--- Start RECORD LIST ---

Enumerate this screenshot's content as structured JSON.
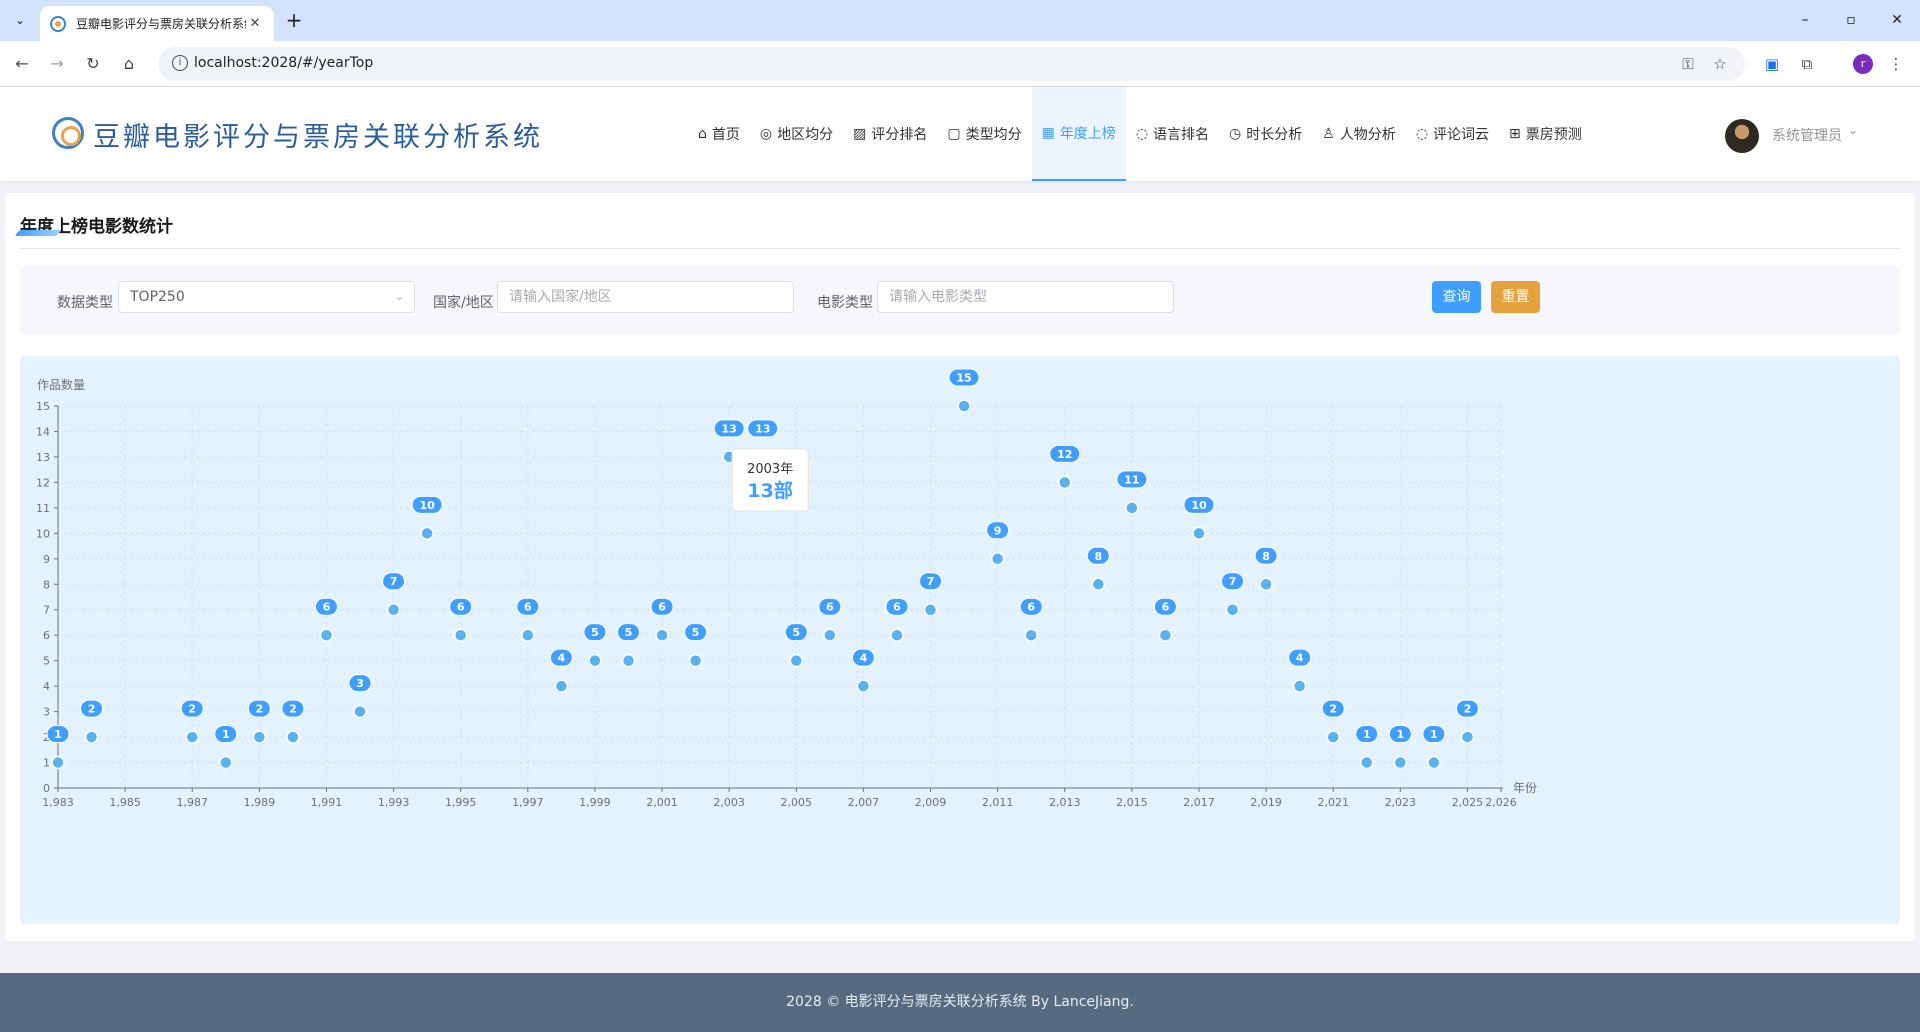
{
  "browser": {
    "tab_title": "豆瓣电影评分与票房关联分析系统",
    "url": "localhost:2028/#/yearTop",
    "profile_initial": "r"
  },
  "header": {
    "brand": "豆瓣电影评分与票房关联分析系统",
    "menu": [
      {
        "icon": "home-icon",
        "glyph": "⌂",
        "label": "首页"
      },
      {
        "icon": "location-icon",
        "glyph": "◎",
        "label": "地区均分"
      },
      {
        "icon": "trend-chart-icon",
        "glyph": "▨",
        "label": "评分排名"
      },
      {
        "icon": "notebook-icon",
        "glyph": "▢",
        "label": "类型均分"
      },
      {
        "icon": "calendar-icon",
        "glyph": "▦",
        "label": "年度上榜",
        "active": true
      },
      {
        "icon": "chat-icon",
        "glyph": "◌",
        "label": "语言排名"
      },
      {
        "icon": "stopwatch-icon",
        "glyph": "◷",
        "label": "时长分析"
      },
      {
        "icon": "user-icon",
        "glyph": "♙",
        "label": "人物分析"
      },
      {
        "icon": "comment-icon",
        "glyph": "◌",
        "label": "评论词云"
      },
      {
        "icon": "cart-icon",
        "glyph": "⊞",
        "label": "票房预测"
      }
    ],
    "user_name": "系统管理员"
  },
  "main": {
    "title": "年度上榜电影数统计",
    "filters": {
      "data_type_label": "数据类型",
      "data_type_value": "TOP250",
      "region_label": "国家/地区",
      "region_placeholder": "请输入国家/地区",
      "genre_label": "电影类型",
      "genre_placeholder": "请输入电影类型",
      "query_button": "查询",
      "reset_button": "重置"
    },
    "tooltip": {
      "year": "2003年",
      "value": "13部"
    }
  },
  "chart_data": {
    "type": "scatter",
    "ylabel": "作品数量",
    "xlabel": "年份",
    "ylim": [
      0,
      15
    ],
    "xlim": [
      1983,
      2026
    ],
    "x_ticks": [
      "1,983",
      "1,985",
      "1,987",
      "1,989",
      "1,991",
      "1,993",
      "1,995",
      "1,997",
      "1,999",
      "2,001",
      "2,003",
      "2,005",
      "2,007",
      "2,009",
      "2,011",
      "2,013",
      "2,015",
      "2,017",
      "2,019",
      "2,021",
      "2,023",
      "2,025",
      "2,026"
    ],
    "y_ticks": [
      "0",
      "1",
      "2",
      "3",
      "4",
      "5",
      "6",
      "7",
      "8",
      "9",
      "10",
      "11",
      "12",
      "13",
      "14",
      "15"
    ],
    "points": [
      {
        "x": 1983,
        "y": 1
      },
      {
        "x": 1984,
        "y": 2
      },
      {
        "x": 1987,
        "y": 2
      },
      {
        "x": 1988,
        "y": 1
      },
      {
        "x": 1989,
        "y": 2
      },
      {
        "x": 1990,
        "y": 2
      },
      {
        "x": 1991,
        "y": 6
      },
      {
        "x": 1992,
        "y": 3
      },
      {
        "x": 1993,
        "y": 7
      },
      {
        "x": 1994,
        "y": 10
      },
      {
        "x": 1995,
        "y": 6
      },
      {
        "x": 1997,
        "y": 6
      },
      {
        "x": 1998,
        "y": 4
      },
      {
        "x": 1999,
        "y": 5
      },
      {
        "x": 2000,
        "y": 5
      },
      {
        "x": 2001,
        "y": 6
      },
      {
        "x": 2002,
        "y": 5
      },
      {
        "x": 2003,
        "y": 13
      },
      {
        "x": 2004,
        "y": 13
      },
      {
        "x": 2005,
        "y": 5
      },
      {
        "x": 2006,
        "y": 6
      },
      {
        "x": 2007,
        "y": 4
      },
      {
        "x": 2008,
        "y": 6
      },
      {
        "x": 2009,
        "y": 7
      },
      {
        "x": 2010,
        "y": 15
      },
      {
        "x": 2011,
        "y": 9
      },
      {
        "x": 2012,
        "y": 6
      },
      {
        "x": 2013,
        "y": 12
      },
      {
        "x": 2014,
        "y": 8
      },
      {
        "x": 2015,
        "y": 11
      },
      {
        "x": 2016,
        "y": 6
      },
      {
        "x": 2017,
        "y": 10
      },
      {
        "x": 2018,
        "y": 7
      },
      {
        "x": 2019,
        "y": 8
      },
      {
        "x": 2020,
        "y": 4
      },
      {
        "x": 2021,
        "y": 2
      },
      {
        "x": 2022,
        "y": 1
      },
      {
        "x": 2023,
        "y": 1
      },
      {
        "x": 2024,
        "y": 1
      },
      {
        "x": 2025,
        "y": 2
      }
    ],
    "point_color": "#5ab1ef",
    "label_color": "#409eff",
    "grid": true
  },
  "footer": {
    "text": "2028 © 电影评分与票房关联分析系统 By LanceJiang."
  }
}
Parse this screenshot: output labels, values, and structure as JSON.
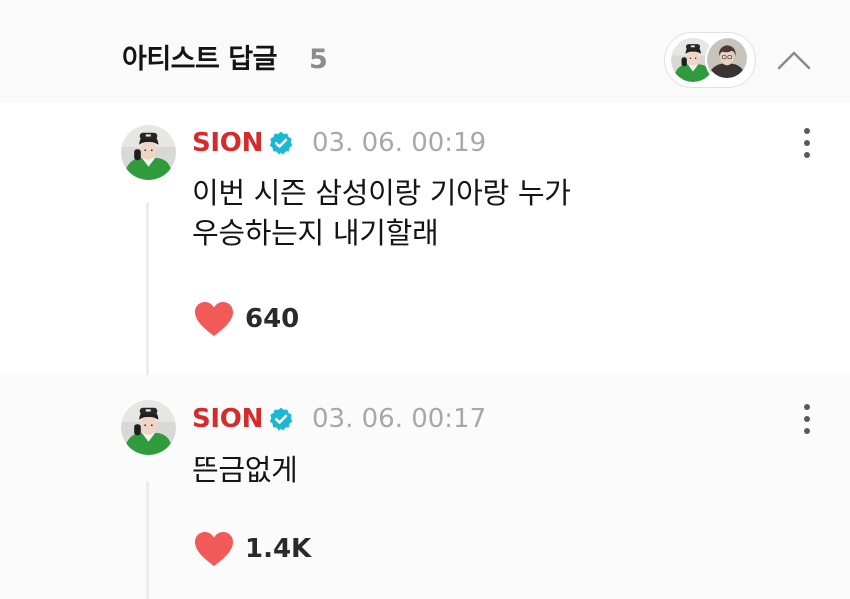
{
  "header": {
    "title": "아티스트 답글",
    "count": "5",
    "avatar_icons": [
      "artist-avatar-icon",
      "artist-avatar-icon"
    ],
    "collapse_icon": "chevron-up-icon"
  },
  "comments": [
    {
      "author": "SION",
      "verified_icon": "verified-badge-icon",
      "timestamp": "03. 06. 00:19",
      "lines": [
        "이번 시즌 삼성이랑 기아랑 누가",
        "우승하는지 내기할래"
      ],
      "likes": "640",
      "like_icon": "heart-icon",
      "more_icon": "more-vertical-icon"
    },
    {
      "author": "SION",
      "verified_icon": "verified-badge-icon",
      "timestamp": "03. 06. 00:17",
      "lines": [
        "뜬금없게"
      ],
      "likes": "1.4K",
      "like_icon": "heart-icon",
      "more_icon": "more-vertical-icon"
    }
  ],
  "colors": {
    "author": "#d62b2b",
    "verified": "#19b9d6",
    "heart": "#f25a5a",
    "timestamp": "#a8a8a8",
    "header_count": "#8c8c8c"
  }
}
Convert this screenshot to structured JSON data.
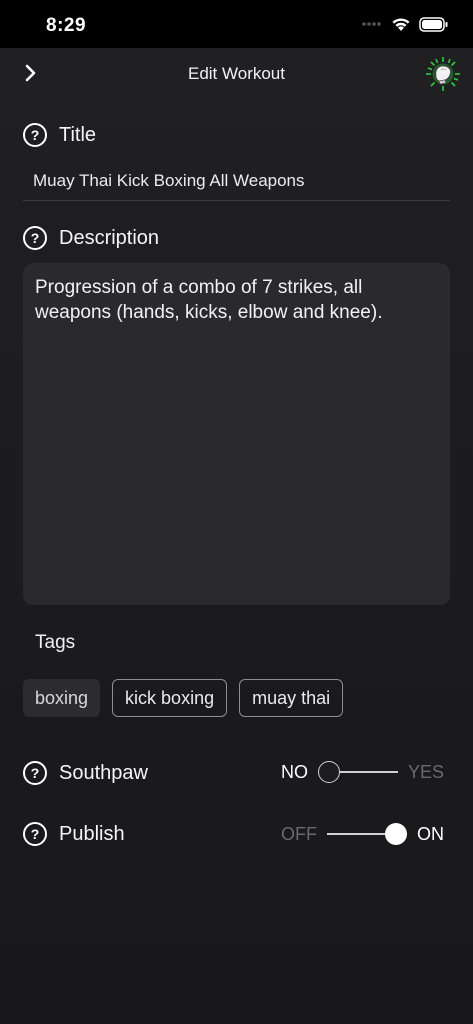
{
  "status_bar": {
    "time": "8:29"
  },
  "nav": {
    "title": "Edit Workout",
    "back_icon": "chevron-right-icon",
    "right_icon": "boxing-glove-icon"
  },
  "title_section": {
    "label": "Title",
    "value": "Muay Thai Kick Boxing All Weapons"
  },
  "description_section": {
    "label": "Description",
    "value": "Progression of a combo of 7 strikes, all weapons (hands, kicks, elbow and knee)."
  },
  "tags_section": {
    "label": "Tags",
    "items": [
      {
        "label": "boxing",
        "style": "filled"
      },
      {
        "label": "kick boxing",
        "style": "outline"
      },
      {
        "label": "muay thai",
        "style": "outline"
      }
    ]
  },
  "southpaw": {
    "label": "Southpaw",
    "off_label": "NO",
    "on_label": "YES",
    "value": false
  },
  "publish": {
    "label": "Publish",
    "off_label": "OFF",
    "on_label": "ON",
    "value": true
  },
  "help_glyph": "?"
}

--- End RECORD LIST ---

WRITTEN PROBLEM:
Copy the listing in full and without alteration, omitting every picture.

RESULT FOR THIS EXERCISE:
Enumerate this screenshot's content as structured JSON.
{
  "browser": {
    "tab_title": "豆瓣电影评分与票房关联分析系统",
    "url": "localhost:2028/#/yearTop",
    "profile_initial": "r"
  },
  "header": {
    "brand": "豆瓣电影评分与票房关联分析系统",
    "menu": [
      {
        "icon": "home-icon",
        "glyph": "⌂",
        "label": "首页"
      },
      {
        "icon": "location-icon",
        "glyph": "◎",
        "label": "地区均分"
      },
      {
        "icon": "trend-chart-icon",
        "glyph": "▨",
        "label": "评分排名"
      },
      {
        "icon": "notebook-icon",
        "glyph": "▢",
        "label": "类型均分"
      },
      {
        "icon": "calendar-icon",
        "glyph": "▦",
        "label": "年度上榜",
        "active": true
      },
      {
        "icon": "chat-icon",
        "glyph": "◌",
        "label": "语言排名"
      },
      {
        "icon": "stopwatch-icon",
        "glyph": "◷",
        "label": "时长分析"
      },
      {
        "icon": "user-icon",
        "glyph": "♙",
        "label": "人物分析"
      },
      {
        "icon": "comment-icon",
        "glyph": "◌",
        "label": "评论词云"
      },
      {
        "icon": "cart-icon",
        "glyph": "⊞",
        "label": "票房预测"
      }
    ],
    "user_name": "系统管理员"
  },
  "main": {
    "title": "年度上榜电影数统计",
    "filters": {
      "data_type_label": "数据类型",
      "data_type_value": "TOP250",
      "region_label": "国家/地区",
      "region_placeholder": "请输入国家/地区",
      "genre_label": "电影类型",
      "genre_placeholder": "请输入电影类型",
      "query_button": "查询",
      "reset_button": "重置"
    },
    "tooltip": {
      "year": "2003年",
      "value": "13部"
    }
  },
  "chart_data": {
    "type": "scatter",
    "ylabel": "作品数量",
    "xlabel": "年份",
    "ylim": [
      0,
      15
    ],
    "xlim": [
      1983,
      2026
    ],
    "x_ticks": [
      "1,983",
      "1,985",
      "1,987",
      "1,989",
      "1,991",
      "1,993",
      "1,995",
      "1,997",
      "1,999",
      "2,001",
      "2,003",
      "2,005",
      "2,007",
      "2,009",
      "2,011",
      "2,013",
      "2,015",
      "2,017",
      "2,019",
      "2,021",
      "2,023",
      "2,025",
      "2,026"
    ],
    "y_ticks": [
      "0",
      "1",
      "2",
      "3",
      "4",
      "5",
      "6",
      "7",
      "8",
      "9",
      "10",
      "11",
      "12",
      "13",
      "14",
      "15"
    ],
    "points": [
      {
        "x": 1983,
        "y": 1
      },
      {
        "x": 1984,
        "y": 2
      },
      {
        "x": 1987,
        "y": 2
      },
      {
        "x": 1988,
        "y": 1
      },
      {
        "x": 1989,
        "y": 2
      },
      {
        "x": 1990,
        "y": 2
      },
      {
        "x": 1991,
        "y": 6
      },
      {
        "x": 1992,
        "y": 3
      },
      {
        "x": 1993,
        "y": 7
      },
      {
        "x": 1994,
        "y": 10
      },
      {
        "x": 1995,
        "y": 6
      },
      {
        "x": 1997,
        "y": 6
      },
      {
        "x": 1998,
        "y": 4
      },
      {
        "x": 1999,
        "y": 5
      },
      {
        "x": 2000,
        "y": 5
      },
      {
        "x": 2001,
        "y": 6
      },
      {
        "x": 2002,
        "y": 5
      },
      {
        "x": 2003,
        "y": 13
      },
      {
        "x": 2004,
        "y": 13
      },
      {
        "x": 2005,
        "y": 5
      },
      {
        "x": 2006,
        "y": 6
      },
      {
        "x": 2007,
        "y": 4
      },
      {
        "x": 2008,
        "y": 6
      },
      {
        "x": 2009,
        "y": 7
      },
      {
        "x": 2010,
        "y": 15
      },
      {
        "x": 2011,
        "y": 9
      },
      {
        "x": 2012,
        "y": 6
      },
      {
        "x": 2013,
        "y": 12
      },
      {
        "x": 2014,
        "y": 8
      },
      {
        "x": 2015,
        "y": 11
      },
      {
        "x": 2016,
        "y": 6
      },
      {
        "x": 2017,
        "y": 10
      },
      {
        "x": 2018,
        "y": 7
      },
      {
        "x": 2019,
        "y": 8
      },
      {
        "x": 2020,
        "y": 4
      },
      {
        "x": 2021,
        "y": 2
      },
      {
        "x": 2022,
        "y": 1
      },
      {
        "x": 2023,
        "y": 1
      },
      {
        "x": 2024,
        "y": 1
      },
      {
        "x": 2025,
        "y": 2
      }
    ],
    "point_color": "#5ab1ef",
    "label_color": "#409eff",
    "grid": true
  },
  "footer": {
    "text": "2028 © 电影评分与票房关联分析系统 By LanceJiang."
  }
}
Parse this screenshot: output labels, values, and structure as JSON.
{
  "header": {
    "title": "아티스트 답글",
    "count": "5",
    "avatar_icons": [
      "artist-avatar-icon",
      "artist-avatar-icon"
    ],
    "collapse_icon": "chevron-up-icon"
  },
  "comments": [
    {
      "author": "SION",
      "verified_icon": "verified-badge-icon",
      "timestamp": "03. 06. 00:19",
      "lines": [
        "이번 시즌 삼성이랑 기아랑 누가",
        "우승하는지 내기할래"
      ],
      "likes": "640",
      "like_icon": "heart-icon",
      "more_icon": "more-vertical-icon"
    },
    {
      "author": "SION",
      "verified_icon": "verified-badge-icon",
      "timestamp": "03. 06. 00:17",
      "lines": [
        "뜬금없게"
      ],
      "likes": "1.4K",
      "like_icon": "heart-icon",
      "more_icon": "more-vertical-icon"
    }
  ],
  "colors": {
    "author": "#d62b2b",
    "verified": "#19b9d6",
    "heart": "#f25a5a",
    "timestamp": "#a8a8a8",
    "header_count": "#8c8c8c"
  }
}
Convert this screenshot to structured JSON data.
{
  "status_bar": {
    "time": "8:29"
  },
  "nav": {
    "title": "Edit Workout",
    "back_icon": "chevron-right-icon",
    "right_icon": "boxing-glove-icon"
  },
  "title_section": {
    "label": "Title",
    "value": "Muay Thai Kick Boxing All Weapons"
  },
  "description_section": {
    "label": "Description",
    "value": "Progression of a combo of 7 strikes, all weapons (hands, kicks, elbow and knee)."
  },
  "tags_section": {
    "label": "Tags",
    "items": [
      {
        "label": "boxing",
        "style": "filled"
      },
      {
        "label": "kick boxing",
        "style": "outline"
      },
      {
        "label": "muay thai",
        "style": "outline"
      }
    ]
  },
  "southpaw": {
    "label": "Southpaw",
    "off_label": "NO",
    "on_label": "YES",
    "value": false
  },
  "publish": {
    "label": "Publish",
    "off_label": "OFF",
    "on_label": "ON",
    "value": true
  },
  "help_glyph": "?"
}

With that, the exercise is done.